● PROBLEM REQUIREMENTS: Your task is to print all of the material verbatim.

===== INPUT =====

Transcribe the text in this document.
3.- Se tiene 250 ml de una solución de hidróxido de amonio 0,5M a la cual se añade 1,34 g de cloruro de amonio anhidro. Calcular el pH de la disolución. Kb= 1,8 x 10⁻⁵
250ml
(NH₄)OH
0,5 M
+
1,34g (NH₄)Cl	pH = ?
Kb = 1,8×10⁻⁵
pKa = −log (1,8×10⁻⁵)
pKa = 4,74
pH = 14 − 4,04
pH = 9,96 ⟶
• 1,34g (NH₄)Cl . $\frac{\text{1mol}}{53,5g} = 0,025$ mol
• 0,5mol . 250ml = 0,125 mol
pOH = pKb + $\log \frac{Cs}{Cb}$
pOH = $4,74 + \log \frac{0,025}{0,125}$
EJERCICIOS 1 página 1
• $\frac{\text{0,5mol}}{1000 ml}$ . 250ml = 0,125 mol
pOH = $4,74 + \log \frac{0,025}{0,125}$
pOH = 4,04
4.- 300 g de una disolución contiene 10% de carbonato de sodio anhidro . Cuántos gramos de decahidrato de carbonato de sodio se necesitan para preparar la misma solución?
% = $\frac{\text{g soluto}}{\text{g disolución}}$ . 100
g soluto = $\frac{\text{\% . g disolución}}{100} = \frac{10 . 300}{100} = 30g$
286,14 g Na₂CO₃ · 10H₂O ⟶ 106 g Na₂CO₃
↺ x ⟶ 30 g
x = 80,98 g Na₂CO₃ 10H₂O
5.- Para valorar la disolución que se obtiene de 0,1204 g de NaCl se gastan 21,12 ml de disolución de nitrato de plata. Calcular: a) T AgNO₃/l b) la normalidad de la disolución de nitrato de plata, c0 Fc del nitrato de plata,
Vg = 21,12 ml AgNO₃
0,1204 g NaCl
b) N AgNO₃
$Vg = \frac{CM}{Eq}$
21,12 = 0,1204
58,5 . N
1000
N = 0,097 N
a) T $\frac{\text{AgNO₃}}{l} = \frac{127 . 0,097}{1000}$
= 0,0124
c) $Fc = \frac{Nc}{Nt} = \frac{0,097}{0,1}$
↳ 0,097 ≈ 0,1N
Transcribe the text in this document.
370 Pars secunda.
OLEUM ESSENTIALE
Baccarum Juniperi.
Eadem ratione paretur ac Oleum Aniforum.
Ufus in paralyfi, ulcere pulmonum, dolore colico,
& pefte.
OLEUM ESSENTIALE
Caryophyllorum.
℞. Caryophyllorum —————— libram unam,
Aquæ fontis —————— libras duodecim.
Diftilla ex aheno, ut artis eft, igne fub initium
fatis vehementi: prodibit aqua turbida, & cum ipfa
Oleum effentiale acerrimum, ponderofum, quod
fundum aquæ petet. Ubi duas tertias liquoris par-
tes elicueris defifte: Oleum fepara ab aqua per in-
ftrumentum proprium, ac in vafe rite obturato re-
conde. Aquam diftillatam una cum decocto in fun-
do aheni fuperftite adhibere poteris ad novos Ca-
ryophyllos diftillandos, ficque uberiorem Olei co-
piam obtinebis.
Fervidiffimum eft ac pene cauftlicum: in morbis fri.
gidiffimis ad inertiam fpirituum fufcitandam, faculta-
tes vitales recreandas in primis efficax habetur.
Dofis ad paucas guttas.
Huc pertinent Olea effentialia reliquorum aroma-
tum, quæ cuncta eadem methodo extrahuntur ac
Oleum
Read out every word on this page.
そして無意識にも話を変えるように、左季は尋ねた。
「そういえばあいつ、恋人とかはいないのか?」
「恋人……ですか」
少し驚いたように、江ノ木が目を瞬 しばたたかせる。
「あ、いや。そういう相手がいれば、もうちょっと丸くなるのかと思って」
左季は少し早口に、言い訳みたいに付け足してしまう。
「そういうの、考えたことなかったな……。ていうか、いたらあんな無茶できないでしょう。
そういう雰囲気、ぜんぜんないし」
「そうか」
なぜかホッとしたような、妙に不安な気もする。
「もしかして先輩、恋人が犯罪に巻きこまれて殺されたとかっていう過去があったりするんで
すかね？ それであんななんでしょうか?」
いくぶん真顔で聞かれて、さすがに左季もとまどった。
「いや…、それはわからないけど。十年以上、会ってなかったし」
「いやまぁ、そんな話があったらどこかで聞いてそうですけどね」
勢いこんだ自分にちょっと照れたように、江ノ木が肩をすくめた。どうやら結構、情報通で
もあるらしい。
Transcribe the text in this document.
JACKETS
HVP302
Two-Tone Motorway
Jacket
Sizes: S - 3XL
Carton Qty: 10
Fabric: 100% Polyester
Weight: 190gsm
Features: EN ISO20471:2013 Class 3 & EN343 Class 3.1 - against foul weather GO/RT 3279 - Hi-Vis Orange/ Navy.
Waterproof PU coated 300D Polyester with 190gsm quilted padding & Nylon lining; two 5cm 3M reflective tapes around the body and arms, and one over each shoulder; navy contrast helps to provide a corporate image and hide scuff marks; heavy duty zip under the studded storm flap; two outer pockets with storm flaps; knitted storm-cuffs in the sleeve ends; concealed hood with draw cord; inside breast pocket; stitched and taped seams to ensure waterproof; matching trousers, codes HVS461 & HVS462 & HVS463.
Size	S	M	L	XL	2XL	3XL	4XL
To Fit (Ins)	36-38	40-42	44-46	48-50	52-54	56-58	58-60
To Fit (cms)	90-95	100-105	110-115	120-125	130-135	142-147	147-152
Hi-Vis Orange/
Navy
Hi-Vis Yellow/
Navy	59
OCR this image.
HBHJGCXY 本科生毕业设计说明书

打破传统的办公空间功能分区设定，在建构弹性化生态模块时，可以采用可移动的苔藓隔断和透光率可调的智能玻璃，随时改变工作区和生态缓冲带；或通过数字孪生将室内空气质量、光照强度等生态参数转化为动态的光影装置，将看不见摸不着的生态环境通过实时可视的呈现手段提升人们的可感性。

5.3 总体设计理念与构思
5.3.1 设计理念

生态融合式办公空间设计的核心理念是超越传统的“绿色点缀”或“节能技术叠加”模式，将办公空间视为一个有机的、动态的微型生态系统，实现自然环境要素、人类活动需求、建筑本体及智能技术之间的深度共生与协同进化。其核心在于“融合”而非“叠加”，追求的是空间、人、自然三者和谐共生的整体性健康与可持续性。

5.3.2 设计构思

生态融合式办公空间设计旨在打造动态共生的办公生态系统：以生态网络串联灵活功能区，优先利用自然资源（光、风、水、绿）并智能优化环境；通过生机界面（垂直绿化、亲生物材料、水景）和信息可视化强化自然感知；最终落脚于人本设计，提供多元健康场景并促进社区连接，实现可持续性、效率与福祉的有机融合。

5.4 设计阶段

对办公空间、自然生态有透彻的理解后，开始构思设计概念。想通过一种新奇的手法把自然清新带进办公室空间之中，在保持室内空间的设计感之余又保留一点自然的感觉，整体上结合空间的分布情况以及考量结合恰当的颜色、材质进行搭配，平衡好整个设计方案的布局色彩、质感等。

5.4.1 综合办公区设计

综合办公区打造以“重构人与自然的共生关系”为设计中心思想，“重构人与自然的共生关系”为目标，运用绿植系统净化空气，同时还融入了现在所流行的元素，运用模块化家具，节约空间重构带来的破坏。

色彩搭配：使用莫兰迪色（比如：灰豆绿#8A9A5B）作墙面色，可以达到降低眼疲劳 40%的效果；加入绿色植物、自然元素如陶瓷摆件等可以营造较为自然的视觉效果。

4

=====

● TASK RESULT:
Transcribe the text in this document.
3.- Se tiene 250 ml de una solución de hidróxido de amonio 0,5M a la cual se añade 1,34 g de cloruro de amonio anhidro. Calcular el pH de la disolución. Kb= 1,8 x 10⁻⁵
250ml
(NH₄)OH
0,5 M
+
1,34g (NH₄)Cl	pH = ?
Kb = 1,8×10⁻⁵
pKa = −log (1,8×10⁻⁵)
pKa = 4,74
pH = 14 − 4,04
pH = 9,96 ⟶
• 1,34g (NH₄)Cl . $\frac{\text{1mol}}{53,5g} = 0,025$ mol
• 0,5mol . 250ml = 0,125 mol
pOH = pKb + $\log \frac{Cs}{Cb}$
pOH = $4,74 + \log \frac{0,025}{0,125}$
EJERCICIOS 1 página 1
• $\frac{\text{0,5mol}}{1000 ml}$ . 250ml = 0,125 mol
pOH = $4,74 + \log \frac{0,025}{0,125}$
pOH = 4,04
4.- 300 g de una disolución contiene 10% de carbonato de sodio anhidro . Cuántos gramos de decahidrato de carbonato de sodio se necesitan para preparar la misma solución?
% = $\frac{\text{g soluto}}{\text{g disolución}}$ . 100
g soluto = $\frac{\text{\% . g disolución}}{100} = \frac{10 . 300}{100} = 30g$
286,14 g Na₂CO₃ · 10H₂O ⟶ 106 g Na₂CO₃
↺ x ⟶ 30 g
x = 80,98 g Na₂CO₃ 10H₂O
5.- Para valorar la disolución que se obtiene de 0,1204 g de NaCl se gastan 21,12 ml de disolución de nitrato de plata. Calcular: a) T AgNO₃/l b) la normalidad de la disolución de nitrato de plata, c0 Fc del nitrato de plata,
Vg = 21,12 ml AgNO₃
0,1204 g NaCl
b) N AgNO₃
$Vg = \frac{CM}{Eq}$
21,12 = 0,1204
58,5 . N
1000
N = 0,097 N
a) T $\frac{\text{AgNO₃}}{l} = \frac{127 . 0,097}{1000}$
= 0,0124
c) $Fc = \frac{Nc}{Nt} = \frac{0,097}{0,1}$
↳ 0,097 ≈ 0,1N
Transcribe the text in this document.
370 Pars secunda.
OLEUM ESSENTIALE
Baccarum Juniperi.
Eadem ratione paretur ac Oleum Aniforum.
Ufus in paralyfi, ulcere pulmonum, dolore colico,
& pefte.
OLEUM ESSENTIALE
Caryophyllorum.
℞. Caryophyllorum —————— libram unam,
Aquæ fontis —————— libras duodecim.
Diftilla ex aheno, ut artis eft, igne fub initium
fatis vehementi: prodibit aqua turbida, & cum ipfa
Oleum effentiale acerrimum, ponderofum, quod
fundum aquæ petet. Ubi duas tertias liquoris par-
tes elicueris defifte: Oleum fepara ab aqua per in-
ftrumentum proprium, ac in vafe rite obturato re-
conde. Aquam diftillatam una cum decocto in fun-
do aheni fuperftite adhibere poteris ad novos Ca-
ryophyllos diftillandos, ficque uberiorem Olei co-
piam obtinebis.
Fervidiffimum eft ac pene cauftlicum: in morbis fri.
gidiffimis ad inertiam fpirituum fufcitandam, faculta-
tes vitales recreandas in primis efficax habetur.
Dofis ad paucas guttas.
Huc pertinent Olea effentialia reliquorum aroma-
tum, quæ cuncta eadem methodo extrahuntur ac
Oleum
Read out every word on this page.
そして無意識にも話を変えるように、左季は尋ねた。
「そういえばあいつ、恋人とかはいないのか?」
「恋人……ですか」
少し驚いたように、江ノ木が目を瞬 しばたたかせる。
「あ、いや。そういう相手がいれば、もうちょっと丸くなるのかと思って」
左季は少し早口に、言い訳みたいに付け足してしまう。
「そういうの、考えたことなかったな……。ていうか、いたらあんな無茶できないでしょう。
そういう雰囲気、ぜんぜんないし」
「そうか」
なぜかホッとしたような、妙に不安な気もする。
「もしかして先輩、恋人が犯罪に巻きこまれて殺されたとかっていう過去があったりするんで
すかね？ それであんななんでしょうか?」
いくぶん真顔で聞かれて、さすがに左季もとまどった。
「いや…、それはわからないけど。十年以上、会ってなかったし」
「いやまぁ、そんな話があったらどこかで聞いてそうですけどね」
勢いこんだ自分にちょっと照れたように、江ノ木が肩をすくめた。どうやら結構、情報通で
もあるらしい。
Transcribe the text in this document.
JACKETS
HVP302
Two-Tone Motorway
Jacket
Sizes: S - 3XL
Carton Qty: 10
Fabric: 100% Polyester
Weight: 190gsm
Features: EN ISO20471:2013 Class 3 & EN343 Class 3.1 - against foul weather GO/RT 3279 - Hi-Vis Orange/ Navy.
Waterproof PU coated 300D Polyester with 190gsm quilted padding & Nylon lining; two 5cm 3M reflective tapes around the body and arms, and one over each shoulder; navy contrast helps to provide a corporate image and hide scuff marks; heavy duty zip under the studded storm flap; two outer pockets with storm flaps; knitted storm-cuffs in the sleeve ends; concealed hood with draw cord; inside breast pocket; stitched and taped seams to ensure waterproof; matching trousers, codes HVS461 & HVS462 & HVS463.
Size	S	M	L	XL	2XL	3XL	4XL
To Fit (Ins)	36-38	40-42	44-46	48-50	52-54	56-58	58-60
To Fit (cms)	90-95	100-105	110-115	120-125	130-135	142-147	147-152
Hi-Vis Orange/
Navy
Hi-Vis Yellow/
Navy	59
OCR this image.
HBHJGCXY 本科生毕业设计说明书

打破传统的办公空间功能分区设定，在建构弹性化生态模块时，可以采用可移动的苔藓隔断和透光率可调的智能玻璃，随时改变工作区和生态缓冲带；或通过数字孪生将室内空气质量、光照强度等生态参数转化为动态的光影装置，将看不见摸不着的生态环境通过实时可视的呈现手段提升人们的可感性。

5.3 总体设计理念与构思
5.3.1 设计理念

生态融合式办公空间设计的核心理念是超越传统的“绿色点缀”或“节能技术叠加”模式，将办公空间视为一个有机的、动态的微型生态系统，实现自然环境要素、人类活动需求、建筑本体及智能技术之间的深度共生与协同进化。其核心在于“融合”而非“叠加”，追求的是空间、人、自然三者和谐共生的整体性健康与可持续性。

5.3.2 设计构思

生态融合式办公空间设计旨在打造动态共生的办公生态系统：以生态网络串联灵活功能区，优先利用自然资源（光、风、水、绿）并智能优化环境；通过生机界面（垂直绿化、亲生物材料、水景）和信息可视化强化自然感知；最终落脚于人本设计，提供多元健康场景并促进社区连接，实现可持续性、效率与福祉的有机融合。

5.4 设计阶段

对办公空间、自然生态有透彻的理解后，开始构思设计概念。想通过一种新奇的手法把自然清新带进办公室空间之中，在保持室内空间的设计感之余又保留一点自然的感觉，整体上结合空间的分布情况以及考量结合恰当的颜色、材质进行搭配，平衡好整个设计方案的布局色彩、质感等。

5.4.1 综合办公区设计

综合办公区打造以“重构人与自然的共生关系”为设计中心思想，“重构人与自然的共生关系”为目标，运用绿植系统净化空气，同时还融入了现在所流行的元素，运用模块化家具，节约空间重构带来的破坏。

色彩搭配：使用莫兰迪色（比如：灰豆绿#8A9A5B）作墙面色，可以达到降低眼疲劳 40%的效果；加入绿色植物、自然元素如陶瓷摆件等可以营造较为自然的视觉效果。

4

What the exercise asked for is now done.